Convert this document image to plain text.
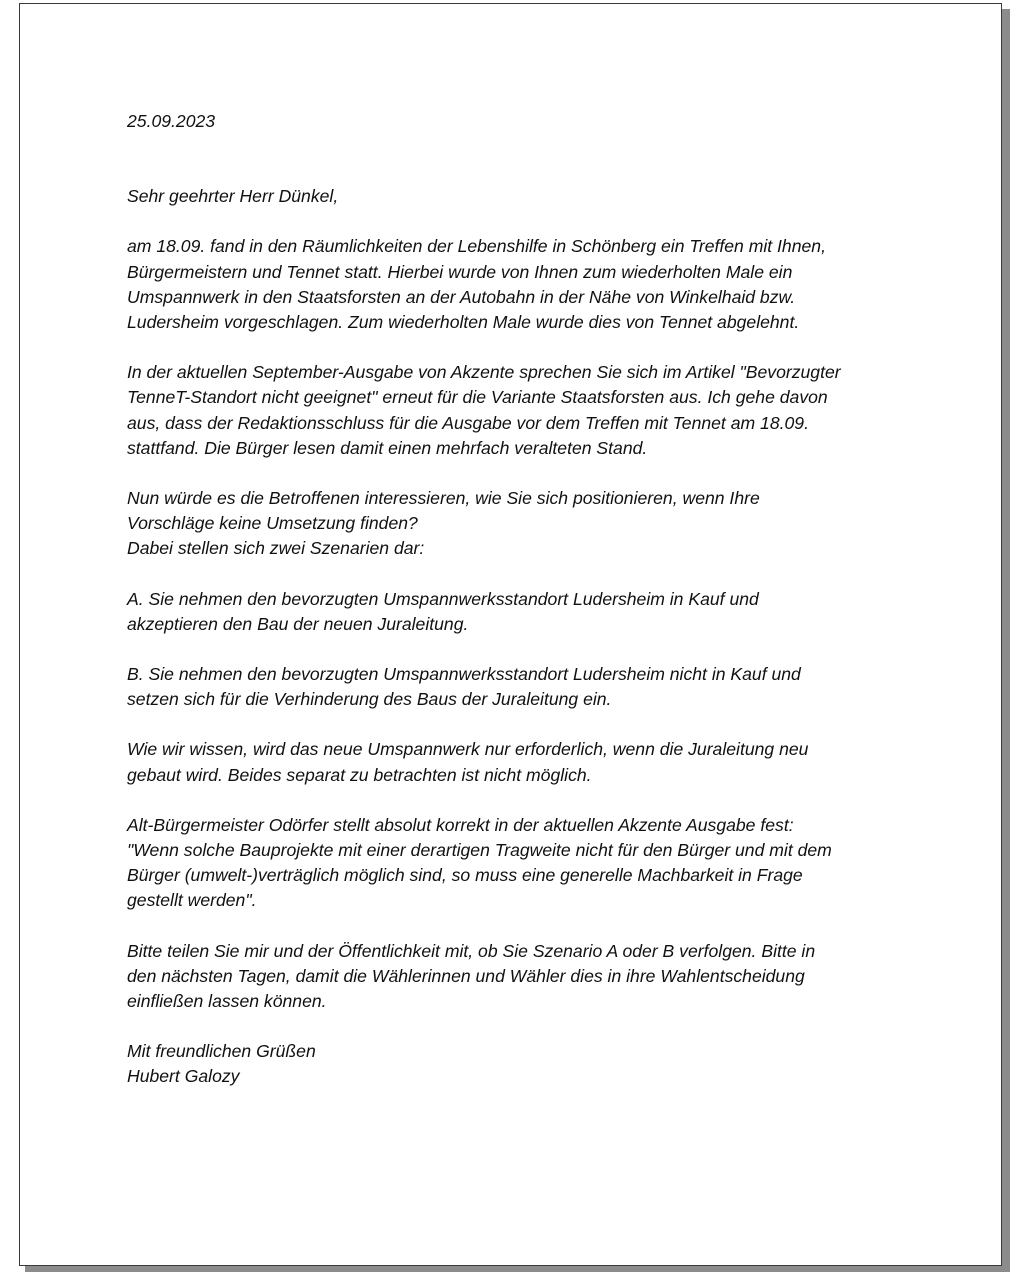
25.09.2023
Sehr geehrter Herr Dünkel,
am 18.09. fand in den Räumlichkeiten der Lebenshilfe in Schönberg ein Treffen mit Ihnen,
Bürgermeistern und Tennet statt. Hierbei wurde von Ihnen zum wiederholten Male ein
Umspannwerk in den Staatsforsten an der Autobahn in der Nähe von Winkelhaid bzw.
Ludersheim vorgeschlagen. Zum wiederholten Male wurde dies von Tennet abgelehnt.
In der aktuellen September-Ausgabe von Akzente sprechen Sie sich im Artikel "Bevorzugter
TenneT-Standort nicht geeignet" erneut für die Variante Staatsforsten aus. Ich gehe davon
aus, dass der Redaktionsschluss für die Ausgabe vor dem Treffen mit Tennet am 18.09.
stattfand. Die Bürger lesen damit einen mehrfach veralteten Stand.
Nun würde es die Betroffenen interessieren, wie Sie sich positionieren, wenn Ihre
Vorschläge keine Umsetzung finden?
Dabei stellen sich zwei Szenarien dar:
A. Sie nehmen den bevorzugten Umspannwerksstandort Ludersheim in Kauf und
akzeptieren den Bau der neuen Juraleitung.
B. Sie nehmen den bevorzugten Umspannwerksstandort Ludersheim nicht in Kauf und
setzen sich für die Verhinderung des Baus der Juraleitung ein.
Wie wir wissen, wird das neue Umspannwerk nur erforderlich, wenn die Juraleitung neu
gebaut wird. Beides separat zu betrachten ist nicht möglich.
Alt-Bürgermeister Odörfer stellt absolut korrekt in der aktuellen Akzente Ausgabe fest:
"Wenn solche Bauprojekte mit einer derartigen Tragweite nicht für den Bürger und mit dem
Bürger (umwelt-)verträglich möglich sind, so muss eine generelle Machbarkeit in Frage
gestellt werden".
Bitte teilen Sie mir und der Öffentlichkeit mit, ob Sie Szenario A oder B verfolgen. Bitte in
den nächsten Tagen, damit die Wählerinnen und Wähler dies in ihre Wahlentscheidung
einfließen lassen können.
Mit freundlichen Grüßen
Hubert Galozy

☆ ☆ ☆ ☆ ☆

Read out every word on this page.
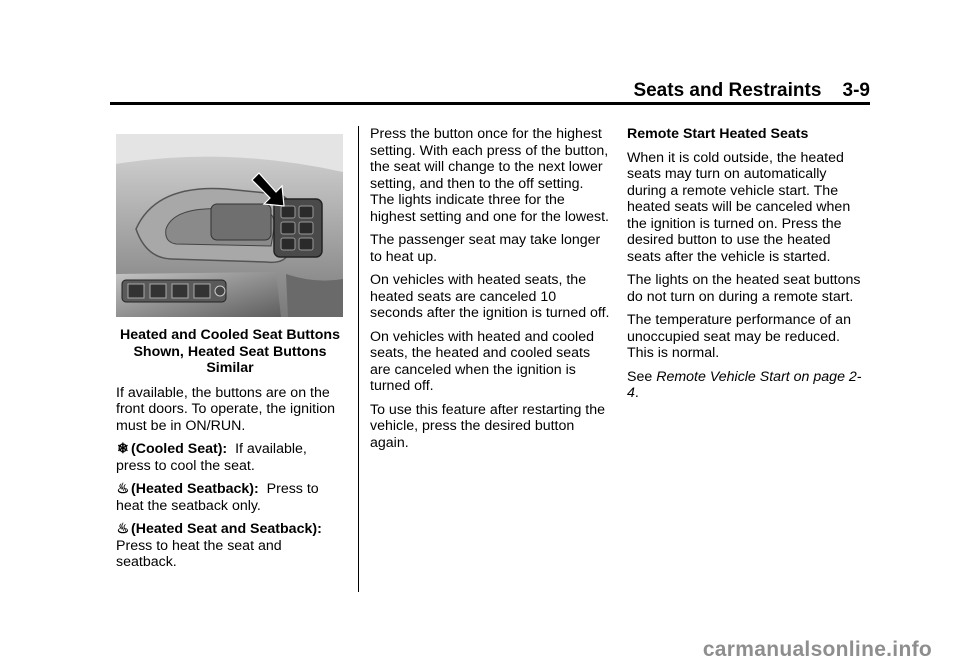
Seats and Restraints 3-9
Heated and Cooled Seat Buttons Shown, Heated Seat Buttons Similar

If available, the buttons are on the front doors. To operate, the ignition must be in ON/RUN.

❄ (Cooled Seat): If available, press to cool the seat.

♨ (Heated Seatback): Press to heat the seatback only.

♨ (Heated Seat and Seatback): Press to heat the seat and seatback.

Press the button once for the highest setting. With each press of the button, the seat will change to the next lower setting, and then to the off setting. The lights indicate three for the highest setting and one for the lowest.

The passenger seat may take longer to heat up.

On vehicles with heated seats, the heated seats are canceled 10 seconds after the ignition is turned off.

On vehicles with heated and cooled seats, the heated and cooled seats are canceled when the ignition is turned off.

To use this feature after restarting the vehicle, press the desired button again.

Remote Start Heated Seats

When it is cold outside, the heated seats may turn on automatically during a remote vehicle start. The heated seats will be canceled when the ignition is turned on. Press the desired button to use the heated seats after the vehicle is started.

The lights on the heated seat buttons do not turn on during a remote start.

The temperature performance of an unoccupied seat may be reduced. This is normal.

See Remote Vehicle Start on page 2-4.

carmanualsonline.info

☆ ☆ ☆ ☆ ☆

Stated goal:
Choose all lines containing the string "sich" and copy them out.

Solved problem:
In der aktuellen September-Ausgabe von Akzente sprechen Sie sich im Artikel "Bevorzugter
Nun würde es die Betroffenen interessieren, wie Sie sich positionieren, wenn Ihre
Dabei stellen sich zwei Szenarien dar:
setzen sich für die Verhinderung des Baus der Juraleitung ein.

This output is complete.